## EXERCISE DIRECTIONS
Read the data and repeat all of it exactly.

[Data records]
□ □ □
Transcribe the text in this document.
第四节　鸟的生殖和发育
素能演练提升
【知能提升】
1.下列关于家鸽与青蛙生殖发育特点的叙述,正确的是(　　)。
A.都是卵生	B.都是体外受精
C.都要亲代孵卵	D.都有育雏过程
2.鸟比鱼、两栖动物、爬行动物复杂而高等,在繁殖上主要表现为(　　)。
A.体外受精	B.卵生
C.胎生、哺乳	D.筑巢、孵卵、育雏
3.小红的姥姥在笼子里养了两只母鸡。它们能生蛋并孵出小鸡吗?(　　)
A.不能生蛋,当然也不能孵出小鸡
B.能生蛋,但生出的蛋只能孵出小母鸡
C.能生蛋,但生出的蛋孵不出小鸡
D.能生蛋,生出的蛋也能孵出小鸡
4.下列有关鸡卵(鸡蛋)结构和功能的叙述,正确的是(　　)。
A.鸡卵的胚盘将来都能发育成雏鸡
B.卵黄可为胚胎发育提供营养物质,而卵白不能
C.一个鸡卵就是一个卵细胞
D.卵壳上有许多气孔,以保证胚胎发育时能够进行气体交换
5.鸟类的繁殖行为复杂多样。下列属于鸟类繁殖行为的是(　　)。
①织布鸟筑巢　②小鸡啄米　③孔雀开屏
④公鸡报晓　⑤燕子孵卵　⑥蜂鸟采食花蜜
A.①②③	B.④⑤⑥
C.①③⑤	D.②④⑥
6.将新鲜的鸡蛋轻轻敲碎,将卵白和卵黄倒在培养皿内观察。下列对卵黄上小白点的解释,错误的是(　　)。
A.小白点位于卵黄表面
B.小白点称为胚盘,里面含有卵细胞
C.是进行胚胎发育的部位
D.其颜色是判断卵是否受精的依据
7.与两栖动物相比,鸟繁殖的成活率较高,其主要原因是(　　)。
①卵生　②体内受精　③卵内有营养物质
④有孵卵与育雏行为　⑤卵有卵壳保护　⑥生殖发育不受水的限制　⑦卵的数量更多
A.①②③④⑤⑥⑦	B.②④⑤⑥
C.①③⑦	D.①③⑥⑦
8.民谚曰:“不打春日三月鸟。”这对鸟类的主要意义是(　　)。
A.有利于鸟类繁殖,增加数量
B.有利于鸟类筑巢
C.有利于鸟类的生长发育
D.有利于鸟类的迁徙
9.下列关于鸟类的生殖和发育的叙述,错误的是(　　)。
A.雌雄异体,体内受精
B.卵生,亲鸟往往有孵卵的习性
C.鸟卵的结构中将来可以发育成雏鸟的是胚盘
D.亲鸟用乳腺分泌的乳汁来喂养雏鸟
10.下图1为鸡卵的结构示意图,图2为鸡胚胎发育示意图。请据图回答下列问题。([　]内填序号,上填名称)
□ □ □
## ANSWER FOR THE TASK
Transcribe the text in this document.
第四节　鸟的生殖和发育
素能演练提升
【知能提升】
1.下列关于家鸽与青蛙生殖发育特点的叙述,正确的是(　　)。
A.都是卵生	B.都是体外受精
C.都要亲代孵卵	D.都有育雏过程
2.鸟比鱼、两栖动物、爬行动物复杂而高等,在繁殖上主要表现为(　　)。
A.体外受精	B.卵生
C.胎生、哺乳	D.筑巢、孵卵、育雏
3.小红的姥姥在笼子里养了两只母鸡。它们能生蛋并孵出小鸡吗?(　　)
A.不能生蛋,当然也不能孵出小鸡
B.能生蛋,但生出的蛋只能孵出小母鸡
C.能生蛋,但生出的蛋孵不出小鸡
D.能生蛋,生出的蛋也能孵出小鸡
4.下列有关鸡卵(鸡蛋)结构和功能的叙述,正确的是(　　)。
A.鸡卵的胚盘将来都能发育成雏鸡
B.卵黄可为胚胎发育提供营养物质,而卵白不能
C.一个鸡卵就是一个卵细胞
D.卵壳上有许多气孔,以保证胚胎发育时能够进行气体交换
5.鸟类的繁殖行为复杂多样。下列属于鸟类繁殖行为的是(　　)。
①织布鸟筑巢　②小鸡啄米　③孔雀开屏
④公鸡报晓　⑤燕子孵卵　⑥蜂鸟采食花蜜
A.①②③	B.④⑤⑥
C.①③⑤	D.②④⑥
6.将新鲜的鸡蛋轻轻敲碎,将卵白和卵黄倒在培养皿内观察。下列对卵黄上小白点的解释,错误的是(　　)。
A.小白点位于卵黄表面
B.小白点称为胚盘,里面含有卵细胞
C.是进行胚胎发育的部位
D.其颜色是判断卵是否受精的依据
7.与两栖动物相比,鸟繁殖的成活率较高,其主要原因是(　　)。
①卵生　②体内受精　③卵内有营养物质
④有孵卵与育雏行为　⑤卵有卵壳保护　⑥生殖发育不受水的限制　⑦卵的数量更多
A.①②③④⑤⑥⑦	B.②④⑤⑥
C.①③⑦	D.①③⑥⑦
8.民谚曰:“不打春日三月鸟。”这对鸟类的主要意义是(　　)。
A.有利于鸟类繁殖,增加数量
B.有利于鸟类筑巢
C.有利于鸟类的生长发育
D.有利于鸟类的迁徙
9.下列关于鸟类的生殖和发育的叙述,错误的是(　　)。
A.雌雄异体,体内受精
B.卵生,亲鸟往往有孵卵的习性
C.鸟卵的结构中将来可以发育成雏鸟的是胚盘
D.亲鸟用乳腺分泌的乳汁来喂养雏鸟
10.下图1为鸡卵的结构示意图,图2为鸡胚胎发育示意图。请据图回答下列问题。([　]内填序号,上填名称)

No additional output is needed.